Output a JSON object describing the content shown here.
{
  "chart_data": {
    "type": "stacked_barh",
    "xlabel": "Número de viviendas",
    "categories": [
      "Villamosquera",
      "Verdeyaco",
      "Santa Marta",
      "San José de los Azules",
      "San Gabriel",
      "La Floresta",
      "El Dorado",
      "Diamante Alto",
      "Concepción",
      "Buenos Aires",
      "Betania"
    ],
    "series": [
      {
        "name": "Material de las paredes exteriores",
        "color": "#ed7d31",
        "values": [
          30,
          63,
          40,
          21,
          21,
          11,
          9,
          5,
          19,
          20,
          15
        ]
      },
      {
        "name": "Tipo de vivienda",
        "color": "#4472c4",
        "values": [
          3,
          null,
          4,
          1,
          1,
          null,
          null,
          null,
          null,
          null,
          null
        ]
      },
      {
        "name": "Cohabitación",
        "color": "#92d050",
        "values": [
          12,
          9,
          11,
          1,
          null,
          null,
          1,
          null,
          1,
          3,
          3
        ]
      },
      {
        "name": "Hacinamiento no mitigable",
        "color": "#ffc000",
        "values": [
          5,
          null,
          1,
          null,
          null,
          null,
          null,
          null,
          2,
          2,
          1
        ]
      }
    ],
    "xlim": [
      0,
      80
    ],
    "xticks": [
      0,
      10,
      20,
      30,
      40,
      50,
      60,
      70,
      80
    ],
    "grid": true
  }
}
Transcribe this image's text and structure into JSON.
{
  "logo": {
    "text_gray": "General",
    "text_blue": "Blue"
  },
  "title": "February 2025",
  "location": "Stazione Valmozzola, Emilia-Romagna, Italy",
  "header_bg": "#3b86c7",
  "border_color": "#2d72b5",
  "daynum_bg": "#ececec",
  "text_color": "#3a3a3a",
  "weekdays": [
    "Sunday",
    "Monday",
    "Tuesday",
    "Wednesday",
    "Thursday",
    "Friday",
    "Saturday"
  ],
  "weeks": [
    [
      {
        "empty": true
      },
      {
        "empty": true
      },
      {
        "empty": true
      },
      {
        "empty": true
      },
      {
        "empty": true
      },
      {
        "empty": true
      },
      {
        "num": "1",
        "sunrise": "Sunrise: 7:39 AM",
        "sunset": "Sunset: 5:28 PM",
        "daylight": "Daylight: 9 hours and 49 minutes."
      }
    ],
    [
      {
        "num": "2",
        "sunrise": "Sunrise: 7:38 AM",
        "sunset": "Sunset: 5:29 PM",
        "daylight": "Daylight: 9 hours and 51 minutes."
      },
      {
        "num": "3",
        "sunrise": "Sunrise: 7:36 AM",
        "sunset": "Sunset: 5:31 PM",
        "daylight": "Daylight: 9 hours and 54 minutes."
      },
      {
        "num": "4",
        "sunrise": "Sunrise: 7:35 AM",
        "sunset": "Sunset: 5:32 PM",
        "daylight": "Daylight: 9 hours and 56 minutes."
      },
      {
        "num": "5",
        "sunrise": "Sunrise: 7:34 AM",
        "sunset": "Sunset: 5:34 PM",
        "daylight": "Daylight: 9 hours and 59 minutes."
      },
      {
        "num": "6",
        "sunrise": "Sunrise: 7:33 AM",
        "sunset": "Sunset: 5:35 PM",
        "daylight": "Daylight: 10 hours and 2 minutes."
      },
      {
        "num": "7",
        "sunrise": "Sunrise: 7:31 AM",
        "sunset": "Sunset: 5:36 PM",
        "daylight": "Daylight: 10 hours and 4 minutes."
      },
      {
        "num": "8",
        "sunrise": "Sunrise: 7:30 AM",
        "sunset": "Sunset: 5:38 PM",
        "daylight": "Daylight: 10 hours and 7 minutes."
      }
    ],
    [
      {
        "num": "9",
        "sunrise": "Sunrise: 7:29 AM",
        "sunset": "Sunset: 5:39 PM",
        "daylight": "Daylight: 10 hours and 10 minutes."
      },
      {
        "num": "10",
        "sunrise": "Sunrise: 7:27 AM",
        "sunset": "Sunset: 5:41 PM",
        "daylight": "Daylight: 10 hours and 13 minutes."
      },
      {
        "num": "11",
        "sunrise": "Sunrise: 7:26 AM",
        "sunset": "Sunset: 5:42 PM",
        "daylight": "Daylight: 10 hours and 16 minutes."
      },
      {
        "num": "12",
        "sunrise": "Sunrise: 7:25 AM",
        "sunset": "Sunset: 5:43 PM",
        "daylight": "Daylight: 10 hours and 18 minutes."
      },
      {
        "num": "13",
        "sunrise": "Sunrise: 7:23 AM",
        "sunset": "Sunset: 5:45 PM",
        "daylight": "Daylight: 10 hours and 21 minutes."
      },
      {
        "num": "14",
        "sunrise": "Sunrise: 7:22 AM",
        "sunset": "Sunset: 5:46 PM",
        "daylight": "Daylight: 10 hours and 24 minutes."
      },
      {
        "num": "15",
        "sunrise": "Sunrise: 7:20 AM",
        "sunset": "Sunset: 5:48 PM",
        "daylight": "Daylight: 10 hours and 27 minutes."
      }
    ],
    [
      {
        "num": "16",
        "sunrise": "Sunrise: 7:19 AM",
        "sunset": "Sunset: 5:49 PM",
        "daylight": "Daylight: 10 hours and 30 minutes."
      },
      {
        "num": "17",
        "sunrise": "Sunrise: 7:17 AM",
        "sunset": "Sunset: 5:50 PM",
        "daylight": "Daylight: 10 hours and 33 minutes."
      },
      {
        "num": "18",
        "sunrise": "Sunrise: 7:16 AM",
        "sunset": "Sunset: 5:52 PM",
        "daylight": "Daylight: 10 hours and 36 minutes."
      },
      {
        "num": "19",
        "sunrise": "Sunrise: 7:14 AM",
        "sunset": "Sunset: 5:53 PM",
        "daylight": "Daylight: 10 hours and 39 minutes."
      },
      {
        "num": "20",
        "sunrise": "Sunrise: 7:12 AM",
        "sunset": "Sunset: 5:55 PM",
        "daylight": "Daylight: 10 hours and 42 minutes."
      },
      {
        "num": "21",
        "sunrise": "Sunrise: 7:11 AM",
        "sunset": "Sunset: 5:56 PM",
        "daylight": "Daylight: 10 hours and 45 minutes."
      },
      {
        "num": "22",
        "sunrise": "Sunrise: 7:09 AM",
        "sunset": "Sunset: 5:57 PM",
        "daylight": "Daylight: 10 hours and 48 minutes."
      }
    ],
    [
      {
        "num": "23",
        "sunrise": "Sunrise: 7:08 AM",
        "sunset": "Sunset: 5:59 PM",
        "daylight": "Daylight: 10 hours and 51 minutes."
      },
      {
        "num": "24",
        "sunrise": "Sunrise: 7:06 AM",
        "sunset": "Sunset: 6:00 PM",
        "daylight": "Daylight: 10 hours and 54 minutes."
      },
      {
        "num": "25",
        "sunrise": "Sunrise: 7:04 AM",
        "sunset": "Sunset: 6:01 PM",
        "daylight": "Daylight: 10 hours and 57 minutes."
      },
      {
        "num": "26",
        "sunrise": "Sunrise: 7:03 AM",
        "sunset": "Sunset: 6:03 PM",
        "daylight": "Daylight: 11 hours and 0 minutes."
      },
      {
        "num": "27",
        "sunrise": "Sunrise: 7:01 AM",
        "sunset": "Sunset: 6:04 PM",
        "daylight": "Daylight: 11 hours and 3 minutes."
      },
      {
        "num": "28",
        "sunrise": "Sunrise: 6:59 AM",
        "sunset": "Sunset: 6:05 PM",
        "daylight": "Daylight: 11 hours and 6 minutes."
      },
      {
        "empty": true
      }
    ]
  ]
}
* * * *
Repeat the records above exactly.

Output a JSON object describing the content shown here.
{
  "chart_data": {
    "type": "stacked_barh",
    "xlabel": "Número de viviendas",
    "categories": [
      "Villamosquera",
      "Verdeyaco",
      "Santa Marta",
      "San José de los Azules",
      "San Gabriel",
      "La Floresta",
      "El Dorado",
      "Diamante Alto",
      "Concepción",
      "Buenos Aires",
      "Betania"
    ],
    "series": [
      {
        "name": "Material de las paredes exteriores",
        "color": "#ed7d31",
        "values": [
          30,
          63,
          40,
          21,
          21,
          11,
          9,
          5,
          19,
          20,
          15
        ]
      },
      {
        "name": "Tipo de vivienda",
        "color": "#4472c4",
        "values": [
          3,
          null,
          4,
          1,
          1,
          null,
          null,
          null,
          null,
          null,
          null
        ]
      },
      {
        "name": "Cohabitación",
        "color": "#92d050",
        "values": [
          12,
          9,
          11,
          1,
          null,
          null,
          1,
          null,
          1,
          3,
          3
        ]
      },
      {
        "name": "Hacinamiento no mitigable",
        "color": "#ffc000",
        "values": [
          5,
          null,
          1,
          null,
          null,
          null,
          null,
          null,
          2,
          2,
          1
        ]
      }
    ],
    "xlim": [
      0,
      80
    ],
    "xticks": [
      0,
      10,
      20,
      30,
      40,
      50,
      60,
      70,
      80
    ],
    "grid": true
  }
}
Transcribe this image's text and structure into JSON.
{
  "logo": {
    "text_gray": "General",
    "text_blue": "Blue"
  },
  "title": "February 2025",
  "location": "Stazione Valmozzola, Emilia-Romagna, Italy",
  "header_bg": "#3b86c7",
  "border_color": "#2d72b5",
  "daynum_bg": "#ececec",
  "text_color": "#3a3a3a",
  "weekdays": [
    "Sunday",
    "Monday",
    "Tuesday",
    "Wednesday",
    "Thursday",
    "Friday",
    "Saturday"
  ],
  "weeks": [
    [
      {
        "empty": true
      },
      {
        "empty": true
      },
      {
        "empty": true
      },
      {
        "empty": true
      },
      {
        "empty": true
      },
      {
        "empty": true
      },
      {
        "num": "1",
        "sunrise": "Sunrise: 7:39 AM",
        "sunset": "Sunset: 5:28 PM",
        "daylight": "Daylight: 9 hours and 49 minutes."
      }
    ],
    [
      {
        "num": "2",
        "sunrise": "Sunrise: 7:38 AM",
        "sunset": "Sunset: 5:29 PM",
        "daylight": "Daylight: 9 hours and 51 minutes."
      },
      {
        "num": "3",
        "sunrise": "Sunrise: 7:36 AM",
        "sunset": "Sunset: 5:31 PM",
        "daylight": "Daylight: 9 hours and 54 minutes."
      },
      {
        "num": "4",
        "sunrise": "Sunrise: 7:35 AM",
        "sunset": "Sunset: 5:32 PM",
        "daylight": "Daylight: 9 hours and 56 minutes."
      },
      {
        "num": "5",
        "sunrise": "Sunrise: 7:34 AM",
        "sunset": "Sunset: 5:34 PM",
        "daylight": "Daylight: 9 hours and 59 minutes."
      },
      {
        "num": "6",
        "sunrise": "Sunrise: 7:33 AM",
        "sunset": "Sunset: 5:35 PM",
        "daylight": "Daylight: 10 hours and 2 minutes."
      },
      {
        "num": "7",
        "sunrise": "Sunrise: 7:31 AM",
        "sunset": "Sunset: 5:36 PM",
        "daylight": "Daylight: 10 hours and 4 minutes."
      },
      {
        "num": "8",
        "sunrise": "Sunrise: 7:30 AM",
        "sunset": "Sunset: 5:38 PM",
        "daylight": "Daylight: 10 hours and 7 minutes."
      }
    ],
    [
      {
        "num": "9",
        "sunrise": "Sunrise: 7:29 AM",
        "sunset": "Sunset: 5:39 PM",
        "daylight": "Daylight: 10 hours and 10 minutes."
      },
      {
        "num": "10",
        "sunrise": "Sunrise: 7:27 AM",
        "sunset": "Sunset: 5:41 PM",
        "daylight": "Daylight: 10 hours and 13 minutes."
      },
      {
        "num": "11",
        "sunrise": "Sunrise: 7:26 AM",
        "sunset": "Sunset: 5:42 PM",
        "daylight": "Daylight: 10 hours and 16 minutes."
      },
      {
        "num": "12",
        "sunrise": "Sunrise: 7:25 AM",
        "sunset": "Sunset: 5:43 PM",
        "daylight": "Daylight: 10 hours and 18 minutes."
      },
      {
        "num": "13",
        "sunrise": "Sunrise: 7:23 AM",
        "sunset": "Sunset: 5:45 PM",
        "daylight": "Daylight: 10 hours and 21 minutes."
      },
      {
        "num": "14",
        "sunrise": "Sunrise: 7:22 AM",
        "sunset": "Sunset: 5:46 PM",
        "daylight": "Daylight: 10 hours and 24 minutes."
      },
      {
        "num": "15",
        "sunrise": "Sunrise: 7:20 AM",
        "sunset": "Sunset: 5:48 PM",
        "daylight": "Daylight: 10 hours and 27 minutes."
      }
    ],
    [
      {
        "num": "16",
        "sunrise": "Sunrise: 7:19 AM",
        "sunset": "Sunset: 5:49 PM",
        "daylight": "Daylight: 10 hours and 30 minutes."
      },
      {
        "num": "17",
        "sunrise": "Sunrise: 7:17 AM",
        "sunset": "Sunset: 5:50 PM",
        "daylight": "Daylight: 10 hours and 33 minutes."
      },
      {
        "num": "18",
        "sunrise": "Sunrise: 7:16 AM",
        "sunset": "Sunset: 5:52 PM",
        "daylight": "Daylight: 10 hours and 36 minutes."
      },
      {
        "num": "19",
        "sunrise": "Sunrise: 7:14 AM",
        "sunset": "Sunset: 5:53 PM",
        "daylight": "Daylight: 10 hours and 39 minutes."
      },
      {
        "num": "20",
        "sunrise": "Sunrise: 7:12 AM",
        "sunset": "Sunset: 5:55 PM",
        "daylight": "Daylight: 10 hours and 42 minutes."
      },
      {
        "num": "21",
        "sunrise": "Sunrise: 7:11 AM",
        "sunset": "Sunset: 5:56 PM",
        "daylight": "Daylight: 10 hours and 45 minutes."
      },
      {
        "num": "22",
        "sunrise": "Sunrise: 7:09 AM",
        "sunset": "Sunset: 5:57 PM",
        "daylight": "Daylight: 10 hours and 48 minutes."
      }
    ],
    [
      {
        "num": "23",
        "sunrise": "Sunrise: 7:08 AM",
        "sunset": "Sunset: 5:59 PM",
        "daylight": "Daylight: 10 hours and 51 minutes."
      },
      {
        "num": "24",
        "sunrise": "Sunrise: 7:06 AM",
        "sunset": "Sunset: 6:00 PM",
        "daylight": "Daylight: 10 hours and 54 minutes."
      },
      {
        "num": "25",
        "sunrise": "Sunrise: 7:04 AM",
        "sunset": "Sunset: 6:01 PM",
        "daylight": "Daylight: 10 hours and 57 minutes."
      },
      {
        "num": "26",
        "sunrise": "Sunrise: 7:03 AM",
        "sunset": "Sunset: 6:03 PM",
        "daylight": "Daylight: 11 hours and 0 minutes."
      },
      {
        "num": "27",
        "sunrise": "Sunrise: 7:01 AM",
        "sunset": "Sunset: 6:04 PM",
        "daylight": "Daylight: 11 hours and 3 minutes."
      },
      {
        "num": "28",
        "sunrise": "Sunrise: 6:59 AM",
        "sunset": "Sunset: 6:05 PM",
        "daylight": "Daylight: 11 hours and 6 minutes."
      },
      {
        "empty": true
      }
    ]
  ]
}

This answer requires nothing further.